▶ _The data_:
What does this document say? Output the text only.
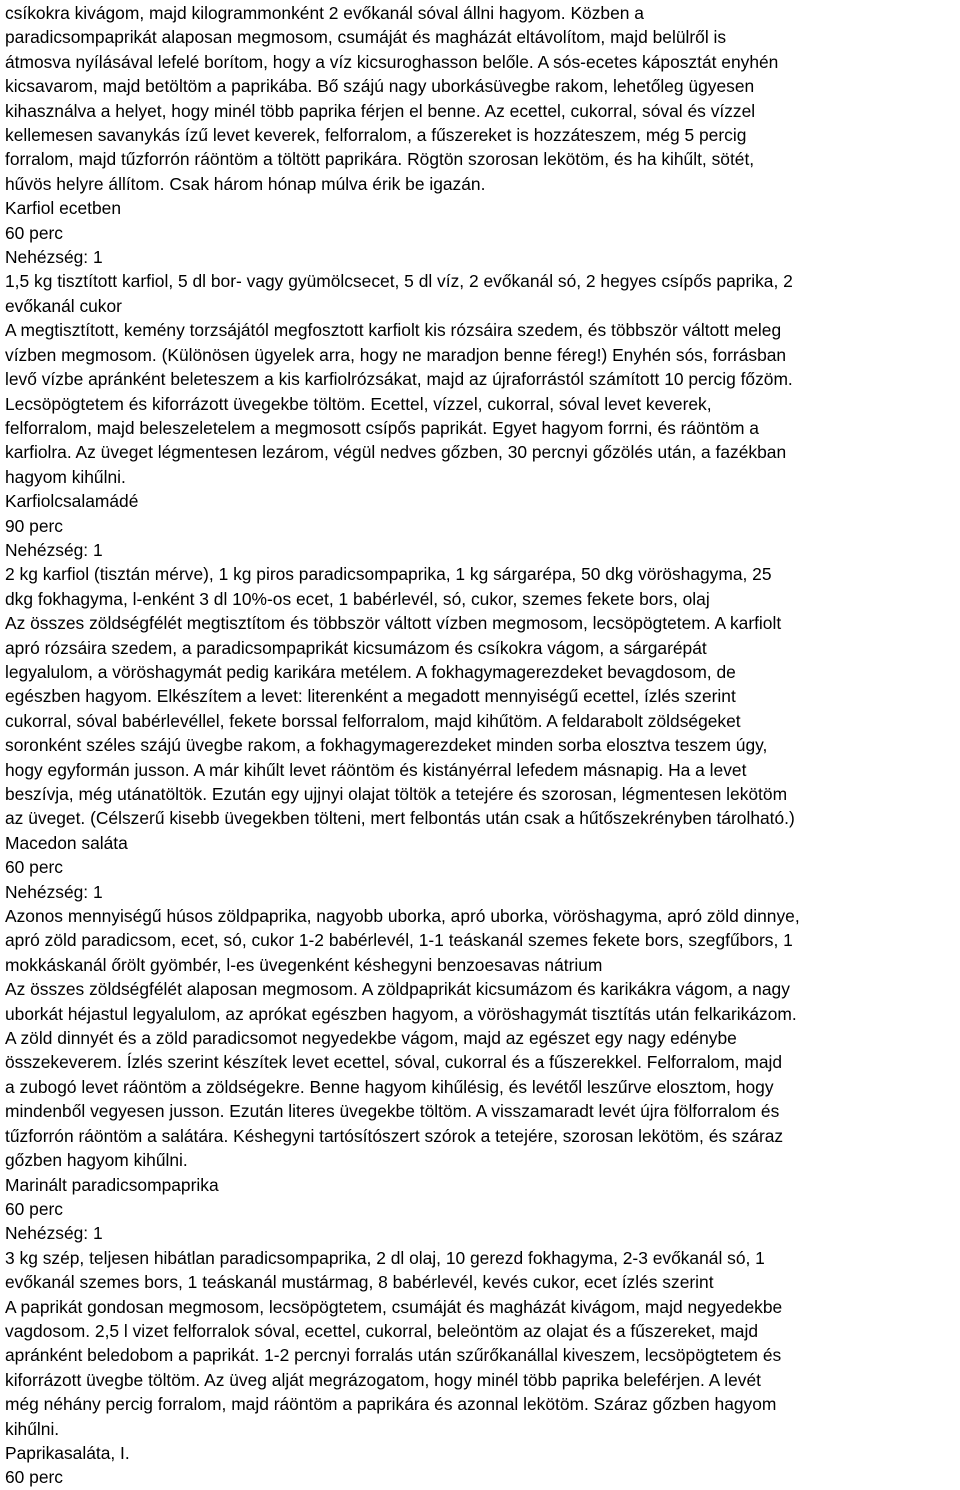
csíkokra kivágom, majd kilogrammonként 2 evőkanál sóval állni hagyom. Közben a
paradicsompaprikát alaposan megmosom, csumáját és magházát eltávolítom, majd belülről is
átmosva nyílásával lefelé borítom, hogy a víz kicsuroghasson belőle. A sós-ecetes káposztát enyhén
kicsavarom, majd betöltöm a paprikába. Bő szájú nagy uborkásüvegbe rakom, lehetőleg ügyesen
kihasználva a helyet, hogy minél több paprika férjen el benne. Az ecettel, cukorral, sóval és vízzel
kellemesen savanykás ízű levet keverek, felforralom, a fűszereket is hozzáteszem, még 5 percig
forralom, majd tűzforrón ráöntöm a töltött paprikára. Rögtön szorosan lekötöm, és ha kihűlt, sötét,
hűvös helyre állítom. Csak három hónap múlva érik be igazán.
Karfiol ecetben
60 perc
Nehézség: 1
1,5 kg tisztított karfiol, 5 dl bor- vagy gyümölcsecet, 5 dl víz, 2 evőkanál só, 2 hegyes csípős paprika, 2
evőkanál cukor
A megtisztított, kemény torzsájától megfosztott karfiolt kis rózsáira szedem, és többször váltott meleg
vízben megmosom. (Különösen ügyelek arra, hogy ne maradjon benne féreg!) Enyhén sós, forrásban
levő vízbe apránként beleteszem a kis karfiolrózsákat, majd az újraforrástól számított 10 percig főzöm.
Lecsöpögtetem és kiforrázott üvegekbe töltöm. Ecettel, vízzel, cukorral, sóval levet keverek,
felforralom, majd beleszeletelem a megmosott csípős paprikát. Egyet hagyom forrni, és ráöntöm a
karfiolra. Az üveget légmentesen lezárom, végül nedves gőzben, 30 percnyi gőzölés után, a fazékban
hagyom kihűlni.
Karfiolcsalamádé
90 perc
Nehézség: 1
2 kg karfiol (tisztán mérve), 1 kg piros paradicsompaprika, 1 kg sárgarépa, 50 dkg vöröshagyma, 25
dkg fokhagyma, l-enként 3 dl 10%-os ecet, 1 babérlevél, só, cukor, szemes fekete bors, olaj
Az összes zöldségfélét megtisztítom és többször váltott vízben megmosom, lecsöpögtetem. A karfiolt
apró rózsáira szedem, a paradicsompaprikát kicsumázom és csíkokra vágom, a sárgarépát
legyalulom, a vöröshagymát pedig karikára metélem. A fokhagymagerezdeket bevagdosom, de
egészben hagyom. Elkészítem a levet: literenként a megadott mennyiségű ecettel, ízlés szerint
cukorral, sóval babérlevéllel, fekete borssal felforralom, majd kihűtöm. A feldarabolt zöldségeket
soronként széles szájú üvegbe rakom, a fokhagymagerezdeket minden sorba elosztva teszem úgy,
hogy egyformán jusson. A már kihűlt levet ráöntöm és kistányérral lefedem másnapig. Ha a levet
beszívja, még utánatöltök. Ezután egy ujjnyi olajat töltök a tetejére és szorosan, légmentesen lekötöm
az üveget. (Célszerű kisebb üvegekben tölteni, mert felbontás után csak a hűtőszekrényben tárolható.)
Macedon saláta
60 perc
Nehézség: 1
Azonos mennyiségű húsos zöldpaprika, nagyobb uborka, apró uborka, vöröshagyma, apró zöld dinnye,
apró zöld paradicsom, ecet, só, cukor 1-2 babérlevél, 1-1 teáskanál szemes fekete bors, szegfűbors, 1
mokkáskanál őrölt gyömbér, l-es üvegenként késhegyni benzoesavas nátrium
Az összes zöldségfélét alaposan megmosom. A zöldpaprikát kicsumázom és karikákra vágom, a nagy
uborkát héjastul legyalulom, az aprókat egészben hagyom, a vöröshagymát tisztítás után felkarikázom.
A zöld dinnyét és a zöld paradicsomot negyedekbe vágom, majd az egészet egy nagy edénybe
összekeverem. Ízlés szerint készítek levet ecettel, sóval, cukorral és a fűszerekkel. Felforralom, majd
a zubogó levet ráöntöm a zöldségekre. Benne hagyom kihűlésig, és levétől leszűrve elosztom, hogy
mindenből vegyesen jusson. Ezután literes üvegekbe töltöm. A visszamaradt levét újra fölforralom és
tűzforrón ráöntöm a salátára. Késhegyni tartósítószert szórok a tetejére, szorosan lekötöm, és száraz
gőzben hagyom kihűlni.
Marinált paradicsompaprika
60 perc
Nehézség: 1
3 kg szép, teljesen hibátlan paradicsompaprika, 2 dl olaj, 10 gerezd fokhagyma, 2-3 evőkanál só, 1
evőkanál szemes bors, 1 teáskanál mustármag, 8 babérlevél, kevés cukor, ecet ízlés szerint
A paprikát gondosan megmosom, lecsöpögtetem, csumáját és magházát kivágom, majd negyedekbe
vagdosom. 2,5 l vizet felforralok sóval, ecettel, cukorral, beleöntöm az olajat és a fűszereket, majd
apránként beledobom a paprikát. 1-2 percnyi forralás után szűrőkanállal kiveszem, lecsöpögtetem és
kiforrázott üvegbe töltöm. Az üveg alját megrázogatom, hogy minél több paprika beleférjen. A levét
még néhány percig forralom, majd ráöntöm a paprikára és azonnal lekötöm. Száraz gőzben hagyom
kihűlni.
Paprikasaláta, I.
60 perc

▶ _Directions_: Transcribe the whole listing exactly. Pictures are excluded.

▶ _Right answer_:
What does this document say? Output the text only.
csíkokra kivágom, majd kilogrammonként 2 evőkanál sóval állni hagyom. Közben a
paradicsompaprikát alaposan megmosom, csumáját és magházát eltávolítom, majd belülről is
átmosva nyílásával lefelé borítom, hogy a víz kicsuroghasson belőle. A sós-ecetes káposztát enyhén
kicsavarom, majd betöltöm a paprikába. Bő szájú nagy uborkásüvegbe rakom, lehetőleg ügyesen
kihasználva a helyet, hogy minél több paprika férjen el benne. Az ecettel, cukorral, sóval és vízzel
kellemesen savanykás ízű levet keverek, felforralom, a fűszereket is hozzáteszem, még 5 percig
forralom, majd tűzforrón ráöntöm a töltött paprikára. Rögtön szorosan lekötöm, és ha kihűlt, sötét,
hűvös helyre állítom. Csak három hónap múlva érik be igazán.
Karfiol ecetben
60 perc
Nehézség: 1
1,5 kg tisztított karfiol, 5 dl bor- vagy gyümölcsecet, 5 dl víz, 2 evőkanál só, 2 hegyes csípős paprika, 2
evőkanál cukor
A megtisztított, kemény torzsájától megfosztott karfiolt kis rózsáira szedem, és többször váltott meleg
vízben megmosom. (Különösen ügyelek arra, hogy ne maradjon benne féreg!) Enyhén sós, forrásban
levő vízbe apránként beleteszem a kis karfiolrózsákat, majd az újraforrástól számított 10 percig főzöm.
Lecsöpögtetem és kiforrázott üvegekbe töltöm. Ecettel, vízzel, cukorral, sóval levet keverek,
felforralom, majd beleszeletelem a megmosott csípős paprikát. Egyet hagyom forrni, és ráöntöm a
karfiolra. Az üveget légmentesen lezárom, végül nedves gőzben, 30 percnyi gőzölés után, a fazékban
hagyom kihűlni.
Karfiolcsalamádé
90 perc
Nehézség: 1
2 kg karfiol (tisztán mérve), 1 kg piros paradicsompaprika, 1 kg sárgarépa, 50 dkg vöröshagyma, 25
dkg fokhagyma, l-enként 3 dl 10%-os ecet, 1 babérlevél, só, cukor, szemes fekete bors, olaj
Az összes zöldségfélét megtisztítom és többször váltott vízben megmosom, lecsöpögtetem. A karfiolt
apró rózsáira szedem, a paradicsompaprikát kicsumázom és csíkokra vágom, a sárgarépát
legyalulom, a vöröshagymát pedig karikára metélem. A fokhagymagerezdeket bevagdosom, de
egészben hagyom. Elkészítem a levet: literenként a megadott mennyiségű ecettel, ízlés szerint
cukorral, sóval babérlevéllel, fekete borssal felforralom, majd kihűtöm. A feldarabolt zöldségeket
soronként széles szájú üvegbe rakom, a fokhagymagerezdeket minden sorba elosztva teszem úgy,
hogy egyformán jusson. A már kihűlt levet ráöntöm és kistányérral lefedem másnapig. Ha a levet
beszívja, még utánatöltök. Ezután egy ujjnyi olajat töltök a tetejére és szorosan, légmentesen lekötöm
az üveget. (Célszerű kisebb üvegekben tölteni, mert felbontás után csak a hűtőszekrényben tárolható.)
Macedon saláta
60 perc
Nehézség: 1
Azonos mennyiségű húsos zöldpaprika, nagyobb uborka, apró uborka, vöröshagyma, apró zöld dinnye,
apró zöld paradicsom, ecet, só, cukor 1-2 babérlevél, 1-1 teáskanál szemes fekete bors, szegfűbors, 1
mokkáskanál őrölt gyömbér, l-es üvegenként késhegyni benzoesavas nátrium
Az összes zöldségfélét alaposan megmosom. A zöldpaprikát kicsumázom és karikákra vágom, a nagy
uborkát héjastul legyalulom, az aprókat egészben hagyom, a vöröshagymát tisztítás után felkarikázom.
A zöld dinnyét és a zöld paradicsomot negyedekbe vágom, majd az egészet egy nagy edénybe
összekeverem. Ízlés szerint készítek levet ecettel, sóval, cukorral és a fűszerekkel. Felforralom, majd
a zubogó levet ráöntöm a zöldségekre. Benne hagyom kihűlésig, és levétől leszűrve elosztom, hogy
mindenből vegyesen jusson. Ezután literes üvegekbe töltöm. A visszamaradt levét újra fölforralom és
tűzforrón ráöntöm a salátára. Késhegyni tartósítószert szórok a tetejére, szorosan lekötöm, és száraz
gőzben hagyom kihűlni.
Marinált paradicsompaprika
60 perc
Nehézség: 1
3 kg szép, teljesen hibátlan paradicsompaprika, 2 dl olaj, 10 gerezd fokhagyma, 2-3 evőkanál só, 1
evőkanál szemes bors, 1 teáskanál mustármag, 8 babérlevél, kevés cukor, ecet ízlés szerint
A paprikát gondosan megmosom, lecsöpögtetem, csumáját és magházát kivágom, majd negyedekbe
vagdosom. 2,5 l vizet felforralok sóval, ecettel, cukorral, beleöntöm az olajat és a fűszereket, majd
apránként beledobom a paprikát. 1-2 percnyi forralás után szűrőkanállal kiveszem, lecsöpögtetem és
kiforrázott üvegbe töltöm. Az üveg alját megrázogatom, hogy minél több paprika beleférjen. A levét
még néhány percig forralom, majd ráöntöm a paprikára és azonnal lekötöm. Száraz gőzben hagyom
kihűlni.
Paprikasaláta, I.
60 perc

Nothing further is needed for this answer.